→ PROBLEM: Output every entry exactly as written, but omit the pictures.

→ TASK INPUT:
=====

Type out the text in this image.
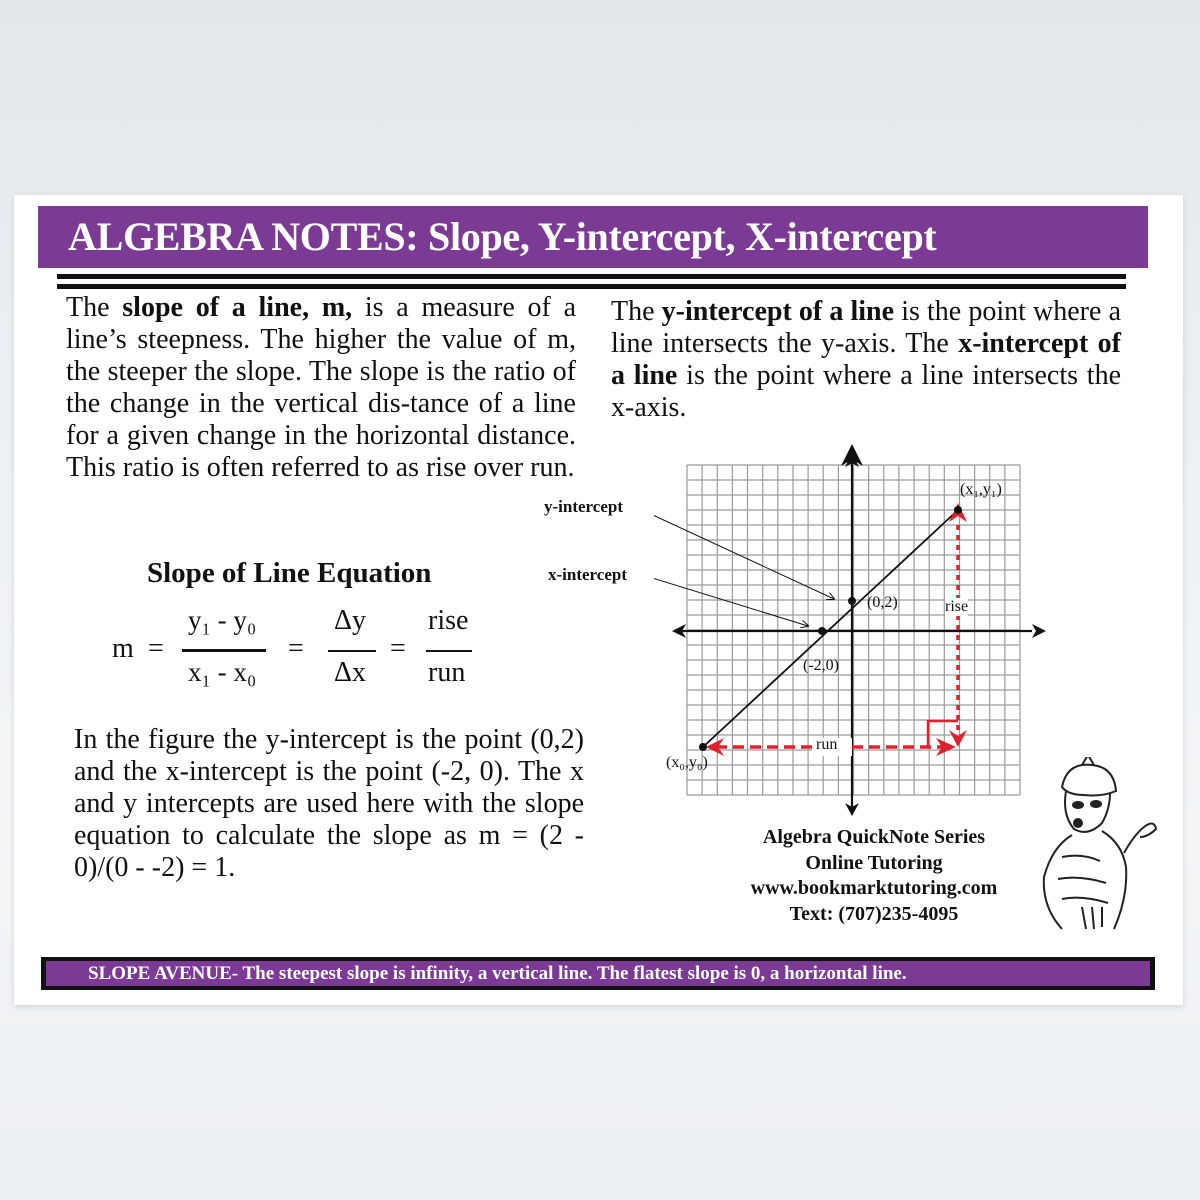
ALGEBRA NOTES: Slope, Y-intercept, X-intercept
The slope of a line, m, is a measure of a line’s steepness. The higher the value of m, the steeper the slope. The slope is the ratio of the change in the vertical dis-tance of a line for a given change in the horizontal distance. This ratio is often referred to as rise over run.
The y-intercept of a line is the point where a line intersects the y-axis. The x-intercept of a line is the point where a line intersects the x-axis.
Slope of Line Equation
m =
y₁ - y₀
x₁ - x₀
=
Δy
Δx
=
rise
run
In the figure the y-intercept is the point (0,2) and the x-intercept is the point (-2, 0). The x and y intercepts are used here with the slope equation to calculate the slope as m = (2 - 0)/(0 - -2) = 1.
y-intercept
x-intercept
(0,2)
(-2,0)
(x₀,y₀)
(x₁,y₁)
rise
run
Algebra QuickNote Series
Online Tutoring
www.bookmarktutoring.com
Text: (707)235-4095
SLOPE AVENUE- The steepest slope is infinity, a vertical line. The flatest slope is 0, a horizontal line.
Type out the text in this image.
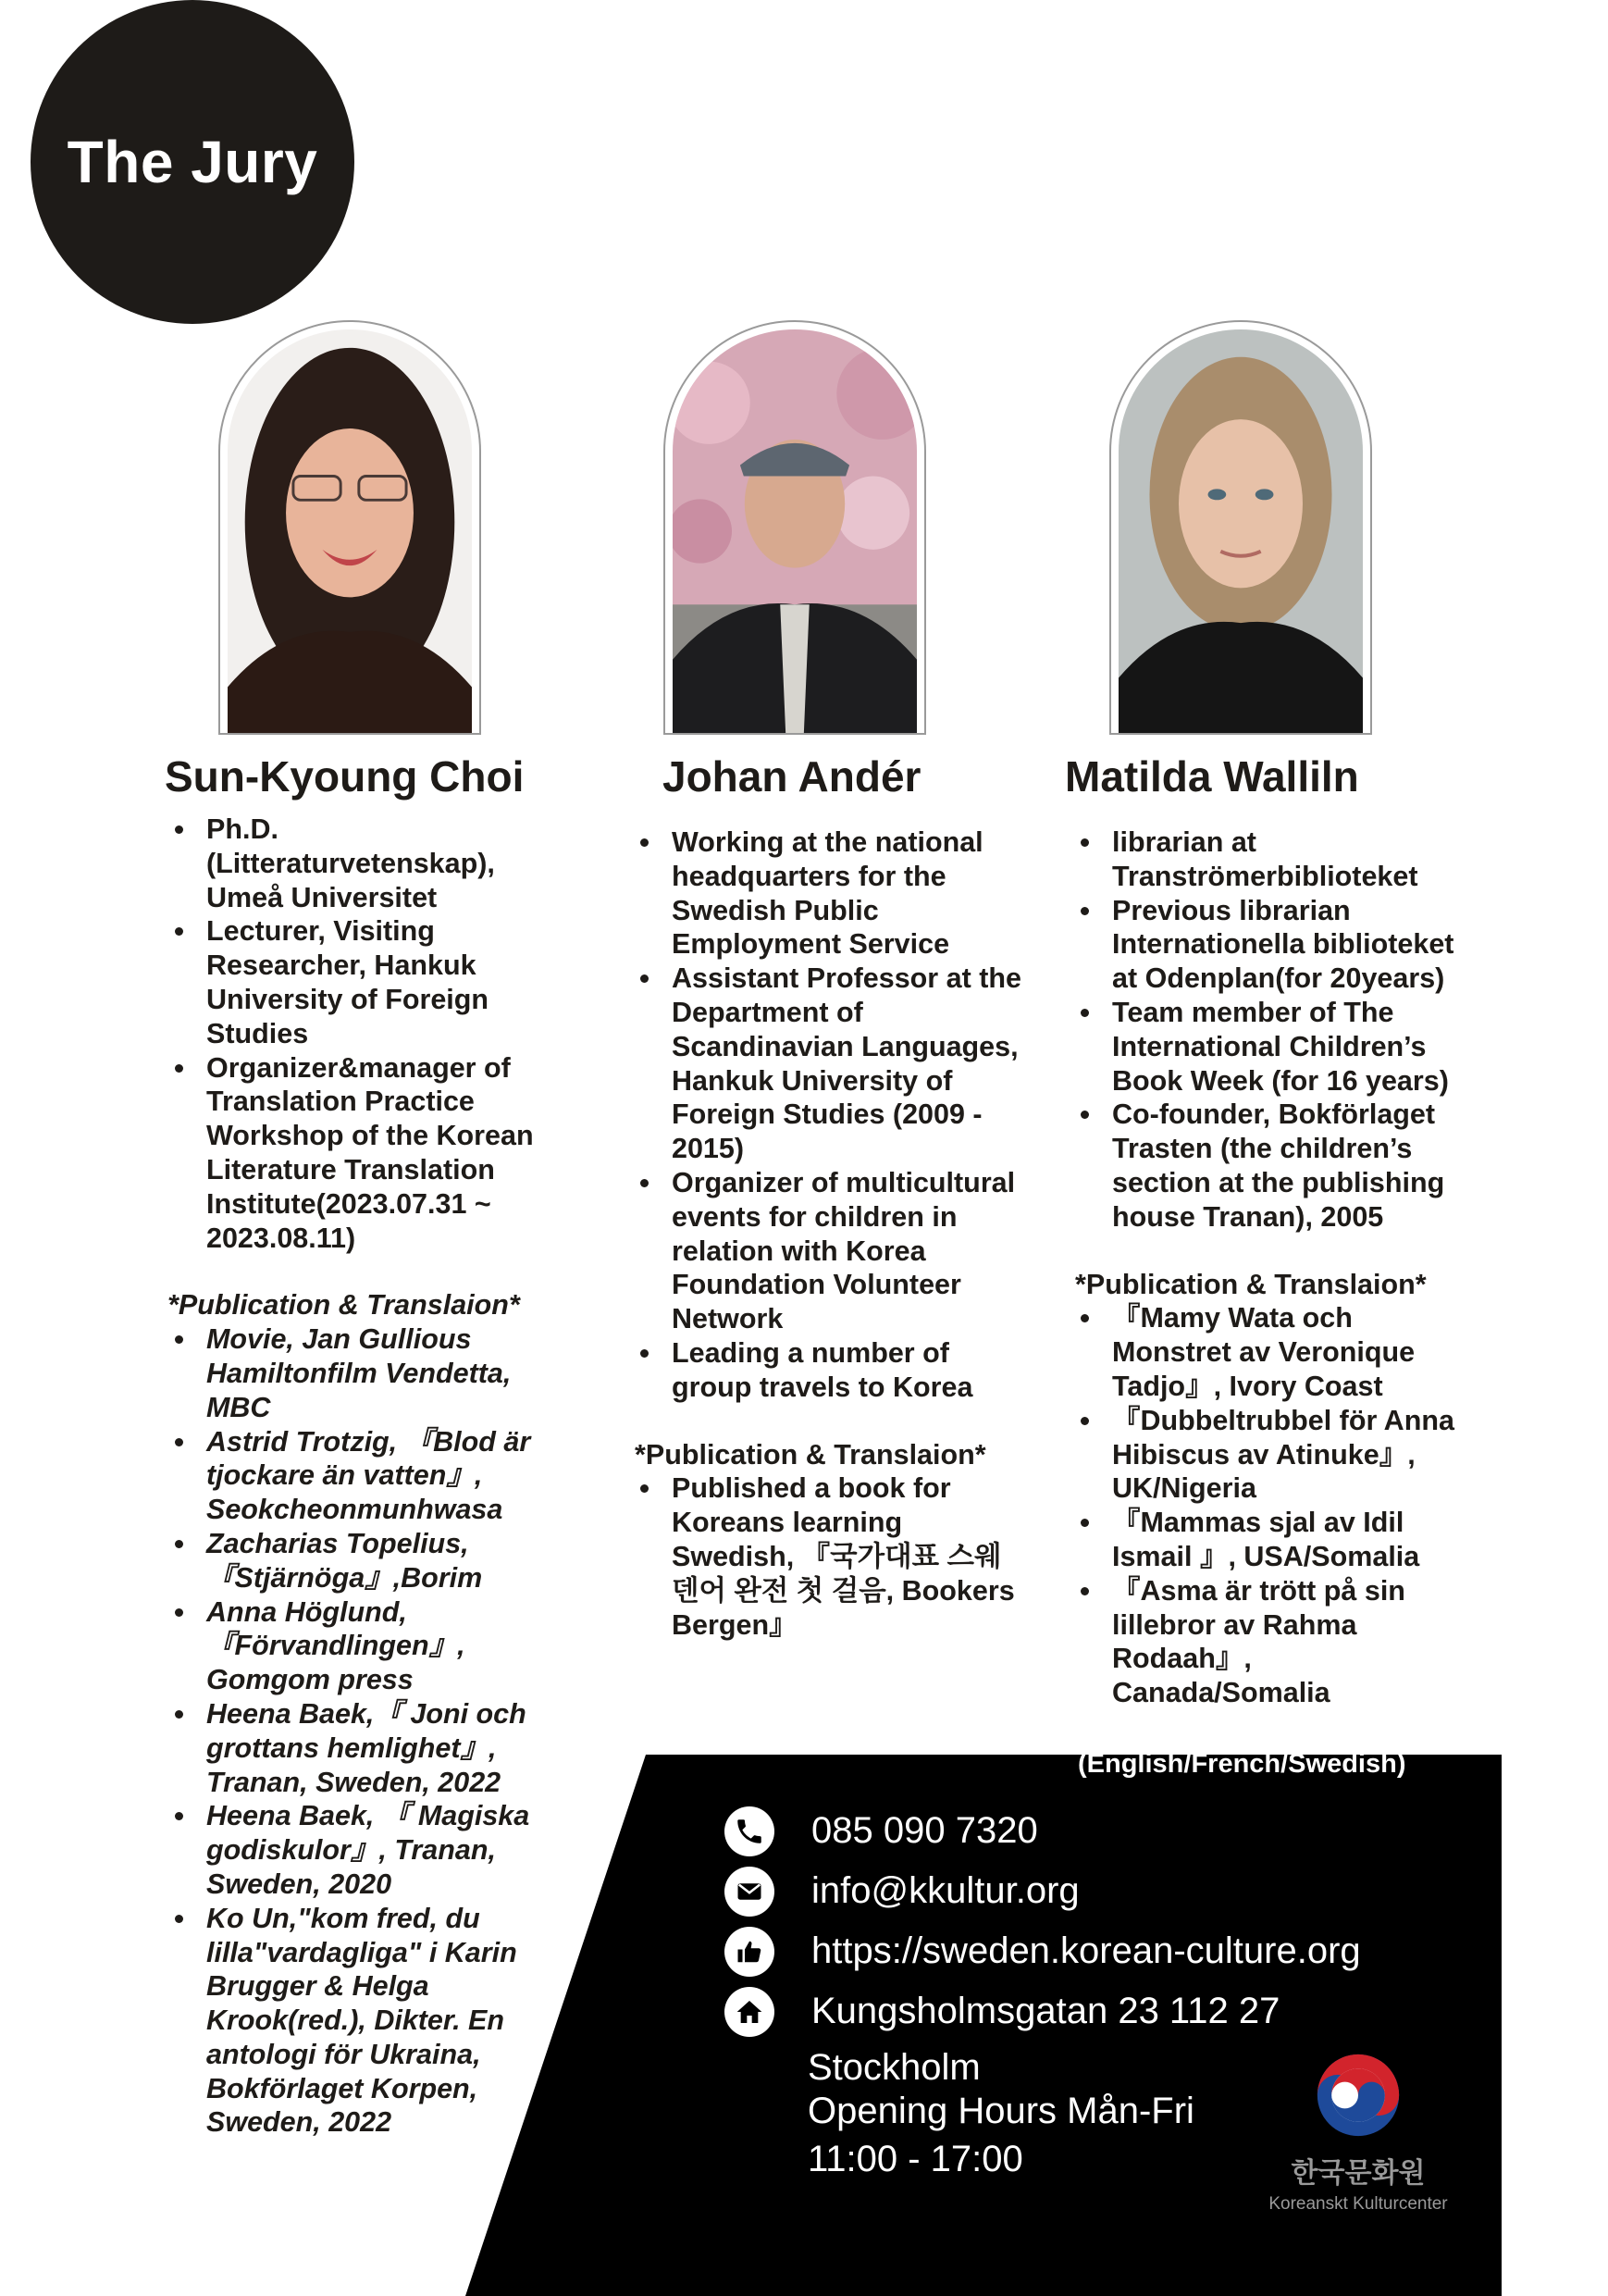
The Jury
Sun-Kyoung Choi	Johan Andér	Matilda Walliln
Ph.D. (Litteraturvetenskap), Umeå Universitet
Lecturer, Visiting Researcher, Hankuk University of Foreign Studies
Organizer&manager of Translation Practice Workshop of the Korean Literature Translation Institute(2023.07.31 ~ 2023.08.11)
*Publication & Translaion*
Movie, Jan Gullious Hamiltonfilm Vendetta, MBC
Astrid Trotzig, 『Blod är tjockare än vatten』, Seokcheonmunhwasa
Zacharias Topelius, 『Stjärnöga』,Borim
Anna Höglund, 『Förvandlingen』, Gomgom press
Heena Baek,『 Joni och grottans hemlighet』, Tranan, Sweden, 2022
Heena Baek, 『 Magiska godiskulor』, Tranan, Sweden, 2020
Ko Un,"kom fred, du lilla"vardagliga" i Karin Brugger & Helga Krook(red.), Dikter. En antologi för Ukraina, Bokförlaget Korpen, Sweden, 2022
Working at the national headquarters for the Swedish Public Employment Service
Assistant Professor at the Department of Scandinavian Languages, Hankuk University of Foreign Studies (2009 - 2015)
Organizer of multicultural events for children in relation with Korea Foundation Volunteer Network
Leading a number of group travels to Korea
*Publication & Translaion*
Published a book for Koreans learning Swedish, 『국가대표 스웨덴어 완전 첫 걸음, Bookers Bergen』
librarian at Tranströmerbiblioteket
Previous librarian Internationella biblioteket at Odenplan(for 20years)
Team member of The International Children’s Book Week (for 16 years)
Co-founder, Bokförlaget Trasten (the children’s section at the publishing house Tranan), 2005
*Publication & Translaion*
『Mamy Wata och Monstret av Veronique Tadjo』, Ivory Coast
『Dubbeltrubbel för Anna Hibiscus av Atinuke』, UK/Nigeria
『Mammas sjal av Idil Ismail 』, USA/Somalia
『Asma är trött på sin lillebror av Rahma Rodaah』, Canada/Somalia
(English/French/Swedish)
085 090 7320
info@kkultur.org
https://sweden.korean-culture.org
Kungsholmsgatan 23 112 27
Stockholm
Opening Hours Mån-Fri
11:00 - 17:00	한국문화원
Koreanskt Kulturcenter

=====

→ EXERCISE OUTPUT:
Type out the text in this image.
ALGEBRA NOTES: Slope, Y-intercept, X-intercept
The slope of a line, m, is a measure of a line’s steepness. The higher the value of m, the steeper the slope. The slope is the ratio of the change in the vertical dis-tance of a line for a given change in the horizontal distance. This ratio is often referred to as rise over run.
The y-intercept of a line is the point where a line intersects the y-axis. The x-intercept of a line is the point where a line intersects the x-axis.
Slope of Line Equation
m =
y₁ - y₀
x₁ - x₀
=
Δy
Δx
=
rise
run
In the figure the y-intercept is the point (0,2) and the x-intercept is the point (-2, 0). The x and y intercepts are used here with the slope equation to calculate the slope as m = (2 - 0)/(0 - -2) = 1.
y-intercept
x-intercept
(0,2)
(-2,0)
(x₀,y₀)
(x₁,y₁)
rise
run
Algebra QuickNote Series
Online Tutoring
www.bookmarktutoring.com
Text: (707)235-4095
SLOPE AVENUE- The steepest slope is infinity, a vertical line. The flatest slope is 0, a horizontal line.
Type out the text in this image.
The Jury
Sun-Kyoung Choi	Johan Andér	Matilda Walliln
Ph.D. (Litteraturvetenskap), Umeå Universitet
Lecturer, Visiting Researcher, Hankuk University of Foreign Studies
Organizer&manager of Translation Practice Workshop of the Korean Literature Translation Institute(2023.07.31 ~ 2023.08.11)
*Publication & Translaion*
Movie, Jan Gullious Hamiltonfilm Vendetta, MBC
Astrid Trotzig, 『Blod är tjockare än vatten』, Seokcheonmunhwasa
Zacharias Topelius, 『Stjärnöga』,Borim
Anna Höglund, 『Förvandlingen』, Gomgom press
Heena Baek,『 Joni och grottans hemlighet』, Tranan, Sweden, 2022
Heena Baek, 『 Magiska godiskulor』, Tranan, Sweden, 2020
Ko Un,"kom fred, du lilla"vardagliga" i Karin Brugger & Helga Krook(red.), Dikter. En antologi för Ukraina, Bokförlaget Korpen, Sweden, 2022
Working at the national headquarters for the Swedish Public Employment Service
Assistant Professor at the Department of Scandinavian Languages, Hankuk University of Foreign Studies (2009 - 2015)
Organizer of multicultural events for children in relation with Korea Foundation Volunteer Network
Leading a number of group travels to Korea
*Publication & Translaion*
Published a book for Koreans learning Swedish, 『국가대표 스웨덴어 완전 첫 걸음, Bookers Bergen』
librarian at Tranströmerbiblioteket
Previous librarian Internationella biblioteket at Odenplan(for 20years)
Team member of The International Children’s Book Week (for 16 years)
Co-founder, Bokförlaget Trasten (the children’s section at the publishing house Tranan), 2005
*Publication & Translaion*
『Mamy Wata och Monstret av Veronique Tadjo』, Ivory Coast
『Dubbeltrubbel för Anna Hibiscus av Atinuke』, UK/Nigeria
『Mammas sjal av Idil Ismail 』, USA/Somalia
『Asma är trött på sin lillebror av Rahma Rodaah』, Canada/Somalia
(English/French/Swedish)
085 090 7320
info@kkultur.org
https://sweden.korean-culture.org
Kungsholmsgatan 23 112 27
Stockholm
Opening Hours Mån-Fri
11:00 - 17:00	한국문화원
Koreanskt Kulturcenter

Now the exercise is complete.